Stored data
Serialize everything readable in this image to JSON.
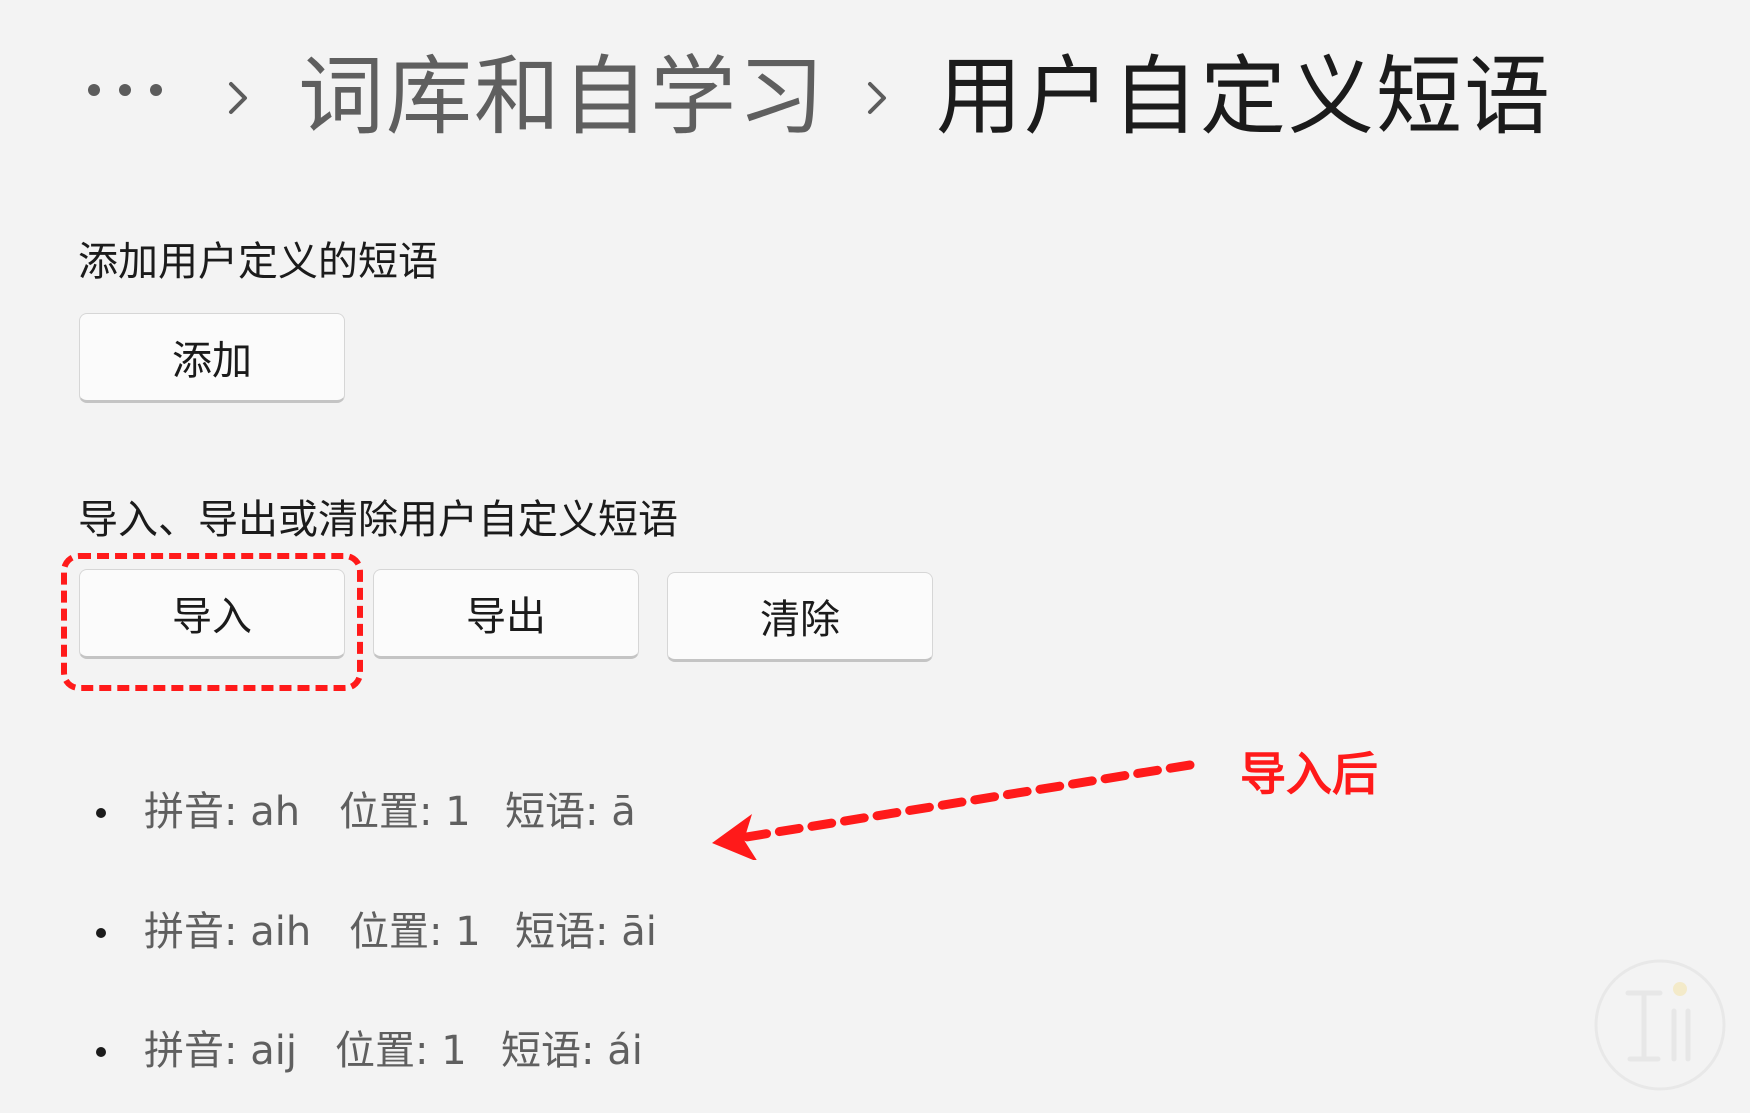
{
  "breadcrumb": {
    "more_icon": "more-horizontal-icon",
    "separator_icon": "chevron-right-icon",
    "parent": "词库和自学习",
    "current": "用户自定义短语"
  },
  "add_section": {
    "label": "添加用户定义的短语",
    "add_button": "添加"
  },
  "io_section": {
    "label": "导入、导出或清除用户自定义短语",
    "import_button": "导入",
    "export_button": "导出",
    "clear_button": "清除"
  },
  "annotation": {
    "text": "导入后",
    "color": "#ff1a1a"
  },
  "phrases": [
    {
      "pinyin_label": "拼音: ah",
      "position_label": "位置: 1",
      "phrase_label": "短语: ā"
    },
    {
      "pinyin_label": "拼音: aih",
      "position_label": "位置: 1",
      "phrase_label": "短语: āi"
    },
    {
      "pinyin_label": "拼音: aij",
      "position_label": "位置: 1",
      "phrase_label": "短语: ái"
    }
  ],
  "colors": {
    "background": "#f3f3f3",
    "highlight": "#ff1a1a"
  }
}
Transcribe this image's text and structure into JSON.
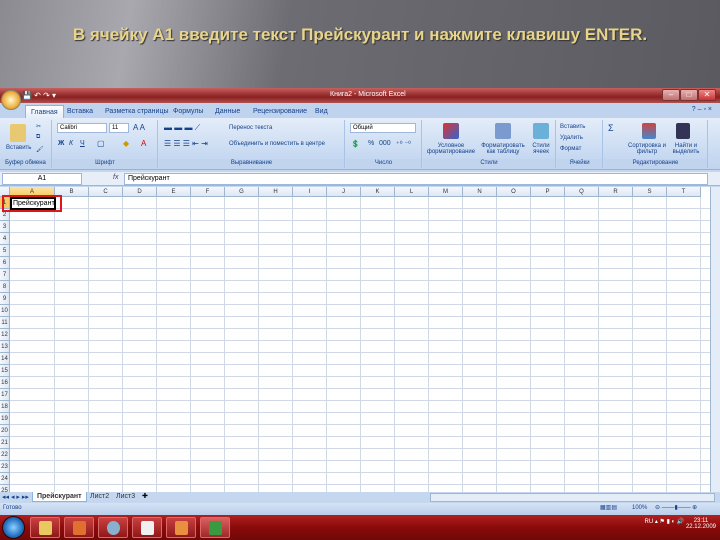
{
  "slide": {
    "title": "В ячейку А1 введите текст Прейскурант и нажмите клавишу ENTER."
  },
  "window": {
    "title": "Книга2 - Microsoft Excel",
    "controls": [
      "–",
      "□",
      "✕"
    ]
  },
  "tabs": [
    "Главная",
    "Вставка",
    "Разметка страницы",
    "Формулы",
    "Данные",
    "Рецензирование",
    "Вид"
  ],
  "active_tab": "Главная",
  "ribbon": {
    "clipboard": {
      "label": "Буфер обмена",
      "paste": "Вставить"
    },
    "font": {
      "label": "Шрифт",
      "name": "Calibri",
      "size": "11",
      "bold": "Ж",
      "italic": "К",
      "underline": "Ч"
    },
    "alignment": {
      "label": "Выравнивание",
      "wrap": "Перенос текста",
      "merge": "Объединить и поместить в центре"
    },
    "number": {
      "label": "Число",
      "format": "Общий",
      "percent": "%",
      "thousands": "000"
    },
    "styles": {
      "label": "Стили",
      "conditional": "Условное форматирование",
      "table": "Форматировать как таблицу",
      "cell": "Стили ячеек"
    },
    "cells": {
      "label": "Ячейки",
      "insert": "Вставить",
      "delete": "Удалить",
      "format": "Формат"
    },
    "editing": {
      "label": "Редактирование",
      "sum": "Σ",
      "sort": "Сортировка и фильтр",
      "find": "Найти и выделить"
    }
  },
  "formula_bar": {
    "name_box": "A1",
    "fx": "fx",
    "value": "Прейскурант"
  },
  "grid": {
    "columns": [
      "A",
      "B",
      "C",
      "D",
      "E",
      "F",
      "G",
      "H",
      "I",
      "J",
      "K",
      "L",
      "M",
      "N",
      "O",
      "P",
      "Q",
      "R",
      "S",
      "T"
    ],
    "rows": [
      "1",
      "2",
      "3",
      "4",
      "5",
      "6",
      "7",
      "8",
      "9",
      "10",
      "11",
      "12",
      "13",
      "14",
      "15",
      "16",
      "17",
      "18",
      "19",
      "20",
      "21",
      "22",
      "23",
      "24",
      "25"
    ],
    "active_cell": "A1",
    "a1_value": "Прейскурант",
    "highlight_color": "#e0161a"
  },
  "sheets": [
    "Прейскурант",
    "Лист2",
    "Лист3"
  ],
  "active_sheet": "Прейскурант",
  "status": {
    "mode": "Готово",
    "zoom": "100%"
  },
  "taskbar": {
    "time": "23:11",
    "date": "22.12.2009",
    "lang": "RU"
  }
}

EXERCISE GOAL: Every line is to be duplicated exactly, though pictures stay out.

RESPONSE TO THE EXERCISE:
Serialize everything readable in this image to JSON.
{
  "breadcrumb": {
    "more_icon": "more-horizontal-icon",
    "separator_icon": "chevron-right-icon",
    "parent": "词库和自学习",
    "current": "用户自定义短语"
  },
  "add_section": {
    "label": "添加用户定义的短语",
    "add_button": "添加"
  },
  "io_section": {
    "label": "导入、导出或清除用户自定义短语",
    "import_button": "导入",
    "export_button": "导出",
    "clear_button": "清除"
  },
  "annotation": {
    "text": "导入后",
    "color": "#ff1a1a"
  },
  "phrases": [
    {
      "pinyin_label": "拼音: ah",
      "position_label": "位置: 1",
      "phrase_label": "短语: ā"
    },
    {
      "pinyin_label": "拼音: aih",
      "position_label": "位置: 1",
      "phrase_label": "短语: āi"
    },
    {
      "pinyin_label": "拼音: aij",
      "position_label": "位置: 1",
      "phrase_label": "短语: ái"
    }
  ],
  "colors": {
    "background": "#f3f3f3",
    "highlight": "#ff1a1a"
  }
}
Transcribe this image's text and structure into JSON.
{
  "slide": {
    "title": "В ячейку А1 введите текст Прейскурант и нажмите клавишу ENTER."
  },
  "window": {
    "title": "Книга2 - Microsoft Excel",
    "controls": [
      "–",
      "□",
      "✕"
    ]
  },
  "tabs": [
    "Главная",
    "Вставка",
    "Разметка страницы",
    "Формулы",
    "Данные",
    "Рецензирование",
    "Вид"
  ],
  "active_tab": "Главная",
  "ribbon": {
    "clipboard": {
      "label": "Буфер обмена",
      "paste": "Вставить"
    },
    "font": {
      "label": "Шрифт",
      "name": "Calibri",
      "size": "11",
      "bold": "Ж",
      "italic": "К",
      "underline": "Ч"
    },
    "alignment": {
      "label": "Выравнивание",
      "wrap": "Перенос текста",
      "merge": "Объединить и поместить в центре"
    },
    "number": {
      "label": "Число",
      "format": "Общий",
      "percent": "%",
      "thousands": "000"
    },
    "styles": {
      "label": "Стили",
      "conditional": "Условное форматирование",
      "table": "Форматировать как таблицу",
      "cell": "Стили ячеек"
    },
    "cells": {
      "label": "Ячейки",
      "insert": "Вставить",
      "delete": "Удалить",
      "format": "Формат"
    },
    "editing": {
      "label": "Редактирование",
      "sum": "Σ",
      "sort": "Сортировка и фильтр",
      "find": "Найти и выделить"
    }
  },
  "formula_bar": {
    "name_box": "A1",
    "fx": "fx",
    "value": "Прейскурант"
  },
  "grid": {
    "columns": [
      "A",
      "B",
      "C",
      "D",
      "E",
      "F",
      "G",
      "H",
      "I",
      "J",
      "K",
      "L",
      "M",
      "N",
      "O",
      "P",
      "Q",
      "R",
      "S",
      "T"
    ],
    "rows": [
      "1",
      "2",
      "3",
      "4",
      "5",
      "6",
      "7",
      "8",
      "9",
      "10",
      "11",
      "12",
      "13",
      "14",
      "15",
      "16",
      "17",
      "18",
      "19",
      "20",
      "21",
      "22",
      "23",
      "24",
      "25"
    ],
    "active_cell": "A1",
    "a1_value": "Прейскурант",
    "highlight_color": "#e0161a"
  },
  "sheets": [
    "Прейскурант",
    "Лист2",
    "Лист3"
  ],
  "active_sheet": "Прейскурант",
  "status": {
    "mode": "Готово",
    "zoom": "100%"
  },
  "taskbar": {
    "time": "23:11",
    "date": "22.12.2009",
    "lang": "RU"
  }
}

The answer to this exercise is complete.